— start of Records shown —

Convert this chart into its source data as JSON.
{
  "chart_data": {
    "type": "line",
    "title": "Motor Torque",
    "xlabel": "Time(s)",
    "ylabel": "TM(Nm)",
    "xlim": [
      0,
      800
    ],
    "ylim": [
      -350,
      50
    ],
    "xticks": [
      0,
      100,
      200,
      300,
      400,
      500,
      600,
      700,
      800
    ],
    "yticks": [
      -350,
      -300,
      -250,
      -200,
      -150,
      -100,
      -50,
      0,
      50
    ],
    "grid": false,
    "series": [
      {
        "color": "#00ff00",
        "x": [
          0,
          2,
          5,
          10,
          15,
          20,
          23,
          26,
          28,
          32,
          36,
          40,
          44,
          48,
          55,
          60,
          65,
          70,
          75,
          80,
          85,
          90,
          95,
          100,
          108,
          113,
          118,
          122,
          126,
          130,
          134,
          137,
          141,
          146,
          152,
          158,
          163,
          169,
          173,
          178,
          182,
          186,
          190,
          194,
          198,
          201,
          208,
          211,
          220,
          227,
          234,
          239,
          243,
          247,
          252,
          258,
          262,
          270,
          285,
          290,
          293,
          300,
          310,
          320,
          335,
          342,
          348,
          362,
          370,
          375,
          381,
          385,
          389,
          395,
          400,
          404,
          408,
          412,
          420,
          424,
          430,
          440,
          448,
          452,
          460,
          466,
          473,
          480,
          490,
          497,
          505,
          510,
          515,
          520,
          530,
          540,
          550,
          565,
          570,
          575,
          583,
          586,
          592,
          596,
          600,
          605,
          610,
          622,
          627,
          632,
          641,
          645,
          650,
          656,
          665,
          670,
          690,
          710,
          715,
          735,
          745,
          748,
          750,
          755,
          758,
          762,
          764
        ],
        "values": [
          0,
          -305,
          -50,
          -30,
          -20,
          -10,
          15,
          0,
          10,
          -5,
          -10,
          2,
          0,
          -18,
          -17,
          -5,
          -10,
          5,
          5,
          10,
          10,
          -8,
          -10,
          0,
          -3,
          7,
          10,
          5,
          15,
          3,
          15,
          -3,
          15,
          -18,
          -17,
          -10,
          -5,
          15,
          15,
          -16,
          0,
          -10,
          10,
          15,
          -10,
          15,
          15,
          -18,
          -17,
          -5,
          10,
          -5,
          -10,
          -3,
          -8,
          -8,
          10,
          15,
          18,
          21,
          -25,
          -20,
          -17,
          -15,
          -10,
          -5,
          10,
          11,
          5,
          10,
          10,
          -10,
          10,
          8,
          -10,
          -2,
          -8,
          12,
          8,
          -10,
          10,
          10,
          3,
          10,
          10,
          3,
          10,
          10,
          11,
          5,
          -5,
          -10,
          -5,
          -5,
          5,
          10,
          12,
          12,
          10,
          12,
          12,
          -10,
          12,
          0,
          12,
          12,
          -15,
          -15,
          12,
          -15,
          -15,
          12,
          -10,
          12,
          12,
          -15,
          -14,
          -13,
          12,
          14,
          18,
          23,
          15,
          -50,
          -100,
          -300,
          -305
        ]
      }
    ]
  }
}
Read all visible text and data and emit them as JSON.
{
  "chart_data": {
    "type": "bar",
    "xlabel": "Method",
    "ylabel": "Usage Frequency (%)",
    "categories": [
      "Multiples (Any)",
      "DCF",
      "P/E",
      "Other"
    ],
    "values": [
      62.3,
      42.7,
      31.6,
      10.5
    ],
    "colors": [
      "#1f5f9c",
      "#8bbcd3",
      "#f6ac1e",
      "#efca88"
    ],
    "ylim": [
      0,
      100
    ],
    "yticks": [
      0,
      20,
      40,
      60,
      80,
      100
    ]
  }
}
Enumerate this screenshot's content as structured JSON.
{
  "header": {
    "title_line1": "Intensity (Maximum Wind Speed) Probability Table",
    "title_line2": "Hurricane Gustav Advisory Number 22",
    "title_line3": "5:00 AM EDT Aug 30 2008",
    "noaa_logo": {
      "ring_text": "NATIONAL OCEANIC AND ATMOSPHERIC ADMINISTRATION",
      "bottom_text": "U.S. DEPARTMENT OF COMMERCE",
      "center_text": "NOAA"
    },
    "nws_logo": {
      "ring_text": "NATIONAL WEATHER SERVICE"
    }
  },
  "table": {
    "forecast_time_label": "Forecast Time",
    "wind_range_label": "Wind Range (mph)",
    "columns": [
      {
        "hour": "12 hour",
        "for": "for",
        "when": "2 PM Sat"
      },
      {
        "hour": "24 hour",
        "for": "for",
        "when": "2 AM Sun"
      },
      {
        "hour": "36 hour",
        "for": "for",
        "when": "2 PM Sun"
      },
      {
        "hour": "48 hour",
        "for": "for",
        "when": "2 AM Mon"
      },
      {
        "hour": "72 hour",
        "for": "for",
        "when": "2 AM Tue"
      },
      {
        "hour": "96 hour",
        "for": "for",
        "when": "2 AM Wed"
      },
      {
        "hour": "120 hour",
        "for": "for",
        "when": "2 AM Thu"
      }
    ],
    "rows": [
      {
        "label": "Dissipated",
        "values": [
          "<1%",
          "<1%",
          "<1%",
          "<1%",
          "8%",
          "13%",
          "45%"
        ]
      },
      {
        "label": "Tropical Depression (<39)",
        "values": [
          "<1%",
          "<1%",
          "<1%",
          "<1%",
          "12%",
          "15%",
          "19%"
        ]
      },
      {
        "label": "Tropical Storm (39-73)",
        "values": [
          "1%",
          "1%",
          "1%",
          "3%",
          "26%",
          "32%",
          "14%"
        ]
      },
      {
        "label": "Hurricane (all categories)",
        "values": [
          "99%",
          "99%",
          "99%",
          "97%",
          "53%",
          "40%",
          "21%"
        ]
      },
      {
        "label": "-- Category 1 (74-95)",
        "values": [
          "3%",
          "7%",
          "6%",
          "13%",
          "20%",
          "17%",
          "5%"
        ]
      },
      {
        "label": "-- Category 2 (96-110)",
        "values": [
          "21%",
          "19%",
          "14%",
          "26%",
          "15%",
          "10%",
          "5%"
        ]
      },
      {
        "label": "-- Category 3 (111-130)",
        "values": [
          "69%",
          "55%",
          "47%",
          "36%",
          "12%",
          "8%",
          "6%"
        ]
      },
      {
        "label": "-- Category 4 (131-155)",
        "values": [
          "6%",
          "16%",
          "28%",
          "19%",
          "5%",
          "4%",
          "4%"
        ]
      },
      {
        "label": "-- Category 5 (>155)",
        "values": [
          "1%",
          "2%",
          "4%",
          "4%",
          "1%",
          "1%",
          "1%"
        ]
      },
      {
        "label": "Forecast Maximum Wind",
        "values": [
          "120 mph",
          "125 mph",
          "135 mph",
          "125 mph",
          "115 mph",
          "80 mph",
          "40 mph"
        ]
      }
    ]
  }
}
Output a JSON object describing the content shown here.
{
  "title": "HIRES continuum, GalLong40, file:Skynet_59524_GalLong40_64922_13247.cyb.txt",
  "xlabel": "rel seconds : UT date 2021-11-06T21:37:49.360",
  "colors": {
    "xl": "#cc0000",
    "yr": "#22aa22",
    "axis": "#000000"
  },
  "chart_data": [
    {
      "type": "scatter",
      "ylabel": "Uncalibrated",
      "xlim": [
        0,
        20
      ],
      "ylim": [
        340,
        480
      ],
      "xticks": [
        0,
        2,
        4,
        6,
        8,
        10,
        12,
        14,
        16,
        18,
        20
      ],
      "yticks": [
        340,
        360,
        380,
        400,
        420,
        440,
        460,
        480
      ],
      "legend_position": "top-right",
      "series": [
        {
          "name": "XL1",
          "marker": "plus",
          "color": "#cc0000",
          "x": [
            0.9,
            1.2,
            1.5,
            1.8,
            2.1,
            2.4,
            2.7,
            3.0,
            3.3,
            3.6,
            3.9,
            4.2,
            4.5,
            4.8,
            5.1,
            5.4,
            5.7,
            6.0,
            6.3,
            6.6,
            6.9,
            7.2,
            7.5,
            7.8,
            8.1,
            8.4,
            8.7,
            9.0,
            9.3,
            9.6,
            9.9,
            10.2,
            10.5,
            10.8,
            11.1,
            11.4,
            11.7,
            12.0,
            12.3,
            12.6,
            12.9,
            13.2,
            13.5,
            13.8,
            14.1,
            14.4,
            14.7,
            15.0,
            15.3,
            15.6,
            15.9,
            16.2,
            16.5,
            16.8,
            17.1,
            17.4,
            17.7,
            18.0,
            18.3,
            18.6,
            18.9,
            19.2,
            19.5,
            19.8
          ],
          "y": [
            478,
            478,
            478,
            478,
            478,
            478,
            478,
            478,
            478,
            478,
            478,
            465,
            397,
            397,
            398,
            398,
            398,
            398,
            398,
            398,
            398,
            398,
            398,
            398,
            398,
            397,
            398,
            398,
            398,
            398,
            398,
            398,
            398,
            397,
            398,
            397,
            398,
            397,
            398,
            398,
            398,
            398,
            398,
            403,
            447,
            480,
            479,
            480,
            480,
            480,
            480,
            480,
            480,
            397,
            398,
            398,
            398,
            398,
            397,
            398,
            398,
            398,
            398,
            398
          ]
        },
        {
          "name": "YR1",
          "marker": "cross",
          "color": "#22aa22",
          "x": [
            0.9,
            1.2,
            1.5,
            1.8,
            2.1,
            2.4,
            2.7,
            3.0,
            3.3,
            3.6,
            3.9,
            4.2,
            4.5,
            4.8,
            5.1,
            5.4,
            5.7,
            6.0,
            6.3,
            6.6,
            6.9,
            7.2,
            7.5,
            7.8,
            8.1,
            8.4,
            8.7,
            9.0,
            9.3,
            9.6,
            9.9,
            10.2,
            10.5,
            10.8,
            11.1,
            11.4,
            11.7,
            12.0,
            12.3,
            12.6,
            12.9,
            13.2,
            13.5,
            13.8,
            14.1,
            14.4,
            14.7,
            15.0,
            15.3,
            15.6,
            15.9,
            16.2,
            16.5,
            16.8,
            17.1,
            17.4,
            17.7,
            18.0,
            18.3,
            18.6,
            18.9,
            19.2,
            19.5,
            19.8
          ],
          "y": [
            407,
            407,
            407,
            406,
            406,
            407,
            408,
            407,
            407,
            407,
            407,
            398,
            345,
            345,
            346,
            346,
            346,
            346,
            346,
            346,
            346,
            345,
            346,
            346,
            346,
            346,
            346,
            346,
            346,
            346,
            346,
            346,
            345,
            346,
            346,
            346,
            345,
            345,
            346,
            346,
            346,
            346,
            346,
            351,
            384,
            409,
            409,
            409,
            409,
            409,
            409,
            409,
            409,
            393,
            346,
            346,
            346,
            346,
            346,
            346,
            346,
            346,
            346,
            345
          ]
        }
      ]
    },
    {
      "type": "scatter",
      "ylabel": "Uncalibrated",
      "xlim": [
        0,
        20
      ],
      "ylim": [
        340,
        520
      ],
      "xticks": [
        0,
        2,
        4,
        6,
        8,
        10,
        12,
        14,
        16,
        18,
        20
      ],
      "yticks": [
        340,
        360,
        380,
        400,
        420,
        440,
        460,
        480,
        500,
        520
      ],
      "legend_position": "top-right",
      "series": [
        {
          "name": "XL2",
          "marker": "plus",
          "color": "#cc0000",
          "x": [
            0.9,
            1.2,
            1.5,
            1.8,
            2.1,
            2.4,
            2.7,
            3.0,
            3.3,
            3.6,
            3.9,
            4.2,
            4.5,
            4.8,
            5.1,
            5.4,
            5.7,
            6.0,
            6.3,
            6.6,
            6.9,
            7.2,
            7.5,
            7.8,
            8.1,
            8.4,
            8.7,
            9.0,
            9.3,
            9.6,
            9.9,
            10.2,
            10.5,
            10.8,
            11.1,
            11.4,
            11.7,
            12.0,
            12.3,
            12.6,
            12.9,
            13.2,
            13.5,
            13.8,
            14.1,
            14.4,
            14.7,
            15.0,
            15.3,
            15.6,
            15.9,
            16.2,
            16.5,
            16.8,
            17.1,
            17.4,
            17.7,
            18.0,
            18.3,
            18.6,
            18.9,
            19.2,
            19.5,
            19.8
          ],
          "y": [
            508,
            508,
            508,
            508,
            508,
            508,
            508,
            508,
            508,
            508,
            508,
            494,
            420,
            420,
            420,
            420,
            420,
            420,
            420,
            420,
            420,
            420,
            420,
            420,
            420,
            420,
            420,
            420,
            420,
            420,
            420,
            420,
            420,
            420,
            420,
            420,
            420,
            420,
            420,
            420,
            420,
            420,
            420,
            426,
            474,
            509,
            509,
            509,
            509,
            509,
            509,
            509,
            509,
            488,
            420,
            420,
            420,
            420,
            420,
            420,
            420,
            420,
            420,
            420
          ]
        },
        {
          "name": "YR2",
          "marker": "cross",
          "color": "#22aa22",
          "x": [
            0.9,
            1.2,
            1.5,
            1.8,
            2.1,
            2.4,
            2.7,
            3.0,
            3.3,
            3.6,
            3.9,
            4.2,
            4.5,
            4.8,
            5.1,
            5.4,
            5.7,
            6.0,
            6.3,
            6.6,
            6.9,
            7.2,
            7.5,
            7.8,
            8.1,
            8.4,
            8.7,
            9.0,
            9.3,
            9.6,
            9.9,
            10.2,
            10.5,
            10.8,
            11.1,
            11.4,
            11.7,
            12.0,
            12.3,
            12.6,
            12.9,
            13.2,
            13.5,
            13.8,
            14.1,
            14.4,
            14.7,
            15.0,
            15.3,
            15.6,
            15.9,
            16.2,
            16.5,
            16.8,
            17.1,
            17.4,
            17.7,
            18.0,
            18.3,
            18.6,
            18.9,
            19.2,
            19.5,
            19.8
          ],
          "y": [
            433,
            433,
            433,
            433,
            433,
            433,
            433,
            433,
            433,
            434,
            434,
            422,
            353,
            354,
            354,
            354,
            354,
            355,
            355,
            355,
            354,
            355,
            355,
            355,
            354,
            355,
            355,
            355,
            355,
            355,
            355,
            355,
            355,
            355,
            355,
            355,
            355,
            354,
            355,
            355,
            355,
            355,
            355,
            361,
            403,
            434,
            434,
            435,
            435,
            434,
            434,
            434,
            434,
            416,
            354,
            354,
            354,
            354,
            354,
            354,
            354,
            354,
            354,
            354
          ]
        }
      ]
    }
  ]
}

— end of Records shown —

Requirements =>
Filter the entries down to the lines containing "type". Copy each of those lines.

The answer =>
    "type": "line",
    "type": "bar",
      "type": "scatter",
      "type": "scatter",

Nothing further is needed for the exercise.